Task 1 :: Copy out the records from their first line through the line containing "avatar-photo-building-left (42, 328, 82, 388)", with both of those lines included.

Excerpt provided ::
################
The Court's analysis begins with the search warrant's text. For the location of the property to be searched, the warrant states only: "See Attachment A." [DN 26-3 at 1]. Attachment A lists the location to be searched as "3530 State Route 181, Greenville, Kentucky 42345," describing it as "single-story grey/blue brick residence with two white iron rod decorative columns on the front porch, with dark blue/black shutters and a light grey metal roof." [DN 26-1 at 30]. It does not mention any automobiles. See [DN 26 at 4]; [DN 30 at 3]. With this language, the United States argues "a reasonable officer would identify the place to be searched as the premises," including the automobile, "not simply the residence and mailbox." [DN 30 at 3]. Thus, the issue is whether a search warrant listing an address and describing that residence authorizes law enforcement officers to search a vehicle at that location.

The United States contends words in the warrant's attachments encompass Stephens's automobile. [Id. ]. "The Fourth Amendment by its terms requires particularity in the warrant, not in the supporting documents." Groh v. Ramirez , 540 U.S. 551, 557, 124 S.Ct. 1284, 157 L.Ed.2d 1068 (2004). "A search warrant may be construed with reference to a supporting affidavit if the affidavit accompanies the warrant and the warrant incorporates the affidavit by reference." United States v. Blakeney , 942 F.2d 1001, 1024 (6th Cir. 1991). The search warrant references "Attachment A"—not Officer Harper's entire affidavit. [DN 26-3]. Therefore, while Officer Harper's affidavit uses broad language like "entire property" and "premises," the search warrant does not incorporate that document. The Court confines its analysis to Attachment A.
################
Dataset extract ::
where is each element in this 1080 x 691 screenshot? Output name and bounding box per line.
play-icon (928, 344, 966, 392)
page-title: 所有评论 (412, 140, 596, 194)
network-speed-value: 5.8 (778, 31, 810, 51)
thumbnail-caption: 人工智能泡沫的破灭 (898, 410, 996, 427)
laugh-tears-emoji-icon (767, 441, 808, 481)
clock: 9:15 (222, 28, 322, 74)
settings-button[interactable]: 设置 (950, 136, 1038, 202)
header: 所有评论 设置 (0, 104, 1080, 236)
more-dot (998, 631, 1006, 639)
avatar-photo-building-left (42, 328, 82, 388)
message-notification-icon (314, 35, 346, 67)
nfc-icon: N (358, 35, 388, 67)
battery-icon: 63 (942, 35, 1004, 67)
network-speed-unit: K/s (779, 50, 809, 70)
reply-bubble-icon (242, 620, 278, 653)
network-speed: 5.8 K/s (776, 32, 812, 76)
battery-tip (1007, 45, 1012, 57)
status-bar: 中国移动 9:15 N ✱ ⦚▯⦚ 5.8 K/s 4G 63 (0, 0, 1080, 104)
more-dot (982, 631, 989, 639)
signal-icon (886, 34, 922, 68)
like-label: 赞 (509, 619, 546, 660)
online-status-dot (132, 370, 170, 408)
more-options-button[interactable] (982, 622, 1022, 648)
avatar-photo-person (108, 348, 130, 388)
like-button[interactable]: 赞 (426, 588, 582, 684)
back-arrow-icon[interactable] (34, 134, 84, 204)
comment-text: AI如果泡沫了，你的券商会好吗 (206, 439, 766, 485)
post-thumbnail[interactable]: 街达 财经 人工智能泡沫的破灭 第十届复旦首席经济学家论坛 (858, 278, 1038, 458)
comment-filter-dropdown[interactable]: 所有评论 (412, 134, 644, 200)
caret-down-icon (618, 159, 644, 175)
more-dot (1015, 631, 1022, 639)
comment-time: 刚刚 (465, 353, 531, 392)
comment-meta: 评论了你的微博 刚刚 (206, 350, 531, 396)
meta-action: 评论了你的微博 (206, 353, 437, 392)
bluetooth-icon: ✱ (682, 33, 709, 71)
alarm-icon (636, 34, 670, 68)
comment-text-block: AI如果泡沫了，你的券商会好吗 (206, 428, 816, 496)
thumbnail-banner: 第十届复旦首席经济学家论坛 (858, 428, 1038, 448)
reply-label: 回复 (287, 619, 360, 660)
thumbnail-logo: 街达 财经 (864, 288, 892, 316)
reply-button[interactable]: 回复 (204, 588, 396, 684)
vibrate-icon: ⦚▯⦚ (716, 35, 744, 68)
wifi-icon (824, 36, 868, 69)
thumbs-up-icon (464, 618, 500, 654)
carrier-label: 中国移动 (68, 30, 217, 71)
################
Task 2 ::
Answer these questions about the search warrant excerpt:
(a) What address does Attachment A list as the location to be searched?
(b) Which case is cited for the statement that the Fourth Amendment requires particularity in the warrant, not in the supporting documents?
(c) Whose affidavit uses the words "entire property" and "premises"?

Task answer 1 ::
where is each element in this 1080 x 691 screenshot? Output name and bounding box per line.
play-icon (928, 344, 966, 392)
page-title: 所有评论 (412, 140, 596, 194)
network-speed-value: 5.8 (778, 31, 810, 51)
thumbnail-caption: 人工智能泡沫的破灭 (898, 410, 996, 427)
laugh-tears-emoji-icon (767, 441, 808, 481)
clock: 9:15 (222, 28, 322, 74)
settings-button[interactable]: 设置 (950, 136, 1038, 202)
header: 所有评论 设置 (0, 104, 1080, 236)
more-dot (998, 631, 1006, 639)
avatar-photo-building-left (42, 328, 82, 388)

Task answer 2 ::
(a) 3530 State Route 181, Greenville, Kentucky 42345
(b) Groh v. Ramirez
(c) Officer Harper's